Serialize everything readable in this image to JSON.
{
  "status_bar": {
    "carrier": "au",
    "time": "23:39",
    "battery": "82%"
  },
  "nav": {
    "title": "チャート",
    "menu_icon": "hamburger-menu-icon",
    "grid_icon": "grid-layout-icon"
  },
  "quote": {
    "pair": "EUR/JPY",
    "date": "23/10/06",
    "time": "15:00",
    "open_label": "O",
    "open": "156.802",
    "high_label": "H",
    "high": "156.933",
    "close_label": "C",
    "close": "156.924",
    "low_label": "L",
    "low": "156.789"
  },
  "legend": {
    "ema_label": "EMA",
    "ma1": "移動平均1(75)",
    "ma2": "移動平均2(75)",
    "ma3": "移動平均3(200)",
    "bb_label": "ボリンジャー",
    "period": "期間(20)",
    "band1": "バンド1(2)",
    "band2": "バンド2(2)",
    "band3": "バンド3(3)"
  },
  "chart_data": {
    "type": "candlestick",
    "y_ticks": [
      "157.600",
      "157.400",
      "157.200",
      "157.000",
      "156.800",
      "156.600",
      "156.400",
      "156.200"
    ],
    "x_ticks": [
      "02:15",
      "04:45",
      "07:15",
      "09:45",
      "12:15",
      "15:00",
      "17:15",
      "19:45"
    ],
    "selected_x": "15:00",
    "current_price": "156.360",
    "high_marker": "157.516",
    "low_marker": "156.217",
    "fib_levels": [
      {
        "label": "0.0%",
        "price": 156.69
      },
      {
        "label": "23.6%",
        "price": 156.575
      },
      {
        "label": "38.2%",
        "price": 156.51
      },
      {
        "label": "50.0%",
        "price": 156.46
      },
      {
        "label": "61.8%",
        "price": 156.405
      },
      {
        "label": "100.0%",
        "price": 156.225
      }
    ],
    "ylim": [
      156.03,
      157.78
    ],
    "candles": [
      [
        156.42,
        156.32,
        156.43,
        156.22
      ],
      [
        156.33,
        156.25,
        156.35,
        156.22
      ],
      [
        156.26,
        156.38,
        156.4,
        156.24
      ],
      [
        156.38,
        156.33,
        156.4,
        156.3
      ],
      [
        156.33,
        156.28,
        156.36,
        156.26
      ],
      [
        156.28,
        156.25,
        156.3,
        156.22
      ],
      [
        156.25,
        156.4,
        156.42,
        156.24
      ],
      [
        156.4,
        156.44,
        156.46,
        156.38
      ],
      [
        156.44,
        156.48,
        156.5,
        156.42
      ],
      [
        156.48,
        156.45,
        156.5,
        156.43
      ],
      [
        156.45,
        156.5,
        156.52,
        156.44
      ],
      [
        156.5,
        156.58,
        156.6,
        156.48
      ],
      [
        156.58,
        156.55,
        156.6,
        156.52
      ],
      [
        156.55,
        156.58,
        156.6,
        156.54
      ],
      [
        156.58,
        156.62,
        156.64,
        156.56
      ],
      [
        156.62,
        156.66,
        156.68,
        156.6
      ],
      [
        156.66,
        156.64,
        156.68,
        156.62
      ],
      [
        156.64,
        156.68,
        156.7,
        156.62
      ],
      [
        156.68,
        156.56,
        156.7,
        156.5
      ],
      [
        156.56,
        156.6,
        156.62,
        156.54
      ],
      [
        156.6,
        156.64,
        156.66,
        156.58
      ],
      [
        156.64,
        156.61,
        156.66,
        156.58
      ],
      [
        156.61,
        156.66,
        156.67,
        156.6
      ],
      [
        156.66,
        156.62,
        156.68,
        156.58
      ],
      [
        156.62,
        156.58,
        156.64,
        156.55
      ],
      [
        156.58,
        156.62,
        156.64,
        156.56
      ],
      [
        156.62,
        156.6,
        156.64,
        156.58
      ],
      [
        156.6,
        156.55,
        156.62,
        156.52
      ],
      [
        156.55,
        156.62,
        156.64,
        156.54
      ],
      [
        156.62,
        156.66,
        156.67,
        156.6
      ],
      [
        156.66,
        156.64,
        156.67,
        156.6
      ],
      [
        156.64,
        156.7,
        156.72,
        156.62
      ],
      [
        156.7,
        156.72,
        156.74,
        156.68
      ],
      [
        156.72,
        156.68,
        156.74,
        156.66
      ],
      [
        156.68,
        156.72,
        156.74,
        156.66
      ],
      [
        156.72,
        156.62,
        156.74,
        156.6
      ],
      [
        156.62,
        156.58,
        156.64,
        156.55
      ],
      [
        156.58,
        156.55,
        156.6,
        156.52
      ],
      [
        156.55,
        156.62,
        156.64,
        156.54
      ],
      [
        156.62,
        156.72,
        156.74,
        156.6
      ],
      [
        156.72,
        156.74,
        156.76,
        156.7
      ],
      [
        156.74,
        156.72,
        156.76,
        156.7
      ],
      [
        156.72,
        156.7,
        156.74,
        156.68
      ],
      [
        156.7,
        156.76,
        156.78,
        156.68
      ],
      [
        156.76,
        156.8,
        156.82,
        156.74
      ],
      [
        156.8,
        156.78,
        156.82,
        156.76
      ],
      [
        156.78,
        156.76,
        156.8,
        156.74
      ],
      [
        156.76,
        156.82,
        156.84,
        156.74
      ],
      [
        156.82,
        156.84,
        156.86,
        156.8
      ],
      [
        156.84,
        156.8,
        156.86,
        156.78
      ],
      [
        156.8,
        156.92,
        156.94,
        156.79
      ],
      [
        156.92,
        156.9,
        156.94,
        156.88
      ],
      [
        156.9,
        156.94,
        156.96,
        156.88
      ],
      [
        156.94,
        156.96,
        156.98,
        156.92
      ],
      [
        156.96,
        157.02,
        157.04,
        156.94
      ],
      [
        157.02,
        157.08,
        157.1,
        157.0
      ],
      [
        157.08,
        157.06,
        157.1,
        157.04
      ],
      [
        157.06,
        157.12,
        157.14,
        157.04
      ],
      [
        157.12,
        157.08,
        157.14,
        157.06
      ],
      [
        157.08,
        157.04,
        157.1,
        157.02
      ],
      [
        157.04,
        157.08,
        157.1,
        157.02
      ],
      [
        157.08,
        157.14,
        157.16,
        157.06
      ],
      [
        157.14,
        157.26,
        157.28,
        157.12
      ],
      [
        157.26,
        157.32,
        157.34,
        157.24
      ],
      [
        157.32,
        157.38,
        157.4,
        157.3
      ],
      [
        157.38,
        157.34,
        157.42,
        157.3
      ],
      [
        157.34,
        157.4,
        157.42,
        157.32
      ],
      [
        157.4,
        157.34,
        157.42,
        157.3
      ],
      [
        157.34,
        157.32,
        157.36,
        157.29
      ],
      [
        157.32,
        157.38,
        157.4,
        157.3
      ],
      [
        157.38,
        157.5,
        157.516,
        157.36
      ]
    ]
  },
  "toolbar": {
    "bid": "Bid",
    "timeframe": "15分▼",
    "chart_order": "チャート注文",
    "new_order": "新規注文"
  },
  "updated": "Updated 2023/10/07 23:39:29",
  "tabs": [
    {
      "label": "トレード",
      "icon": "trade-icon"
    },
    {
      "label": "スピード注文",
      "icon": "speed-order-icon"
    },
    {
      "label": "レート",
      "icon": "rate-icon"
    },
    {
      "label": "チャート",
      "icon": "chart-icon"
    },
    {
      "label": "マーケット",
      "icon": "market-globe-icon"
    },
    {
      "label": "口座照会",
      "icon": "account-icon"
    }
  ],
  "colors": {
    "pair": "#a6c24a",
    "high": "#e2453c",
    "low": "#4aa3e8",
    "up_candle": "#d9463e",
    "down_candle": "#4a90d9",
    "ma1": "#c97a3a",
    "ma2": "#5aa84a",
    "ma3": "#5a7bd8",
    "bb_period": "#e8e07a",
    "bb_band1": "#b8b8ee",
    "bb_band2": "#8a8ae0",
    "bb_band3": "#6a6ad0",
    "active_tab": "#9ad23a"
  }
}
◆ ◆ ◆
§ **Task details**
In the records, locate each line holding the string "icon" and copy it.

§ **Final answer**
    "menu_icon": "hamburger-menu-icon",
    "grid_icon": "grid-layout-icon"
      "icon": "trade-icon"
      "icon": "speed-order-icon"
      "icon": "rate-icon"
      "icon": "chart-icon"
      "icon": "market-globe-icon"
      "icon": "account-icon"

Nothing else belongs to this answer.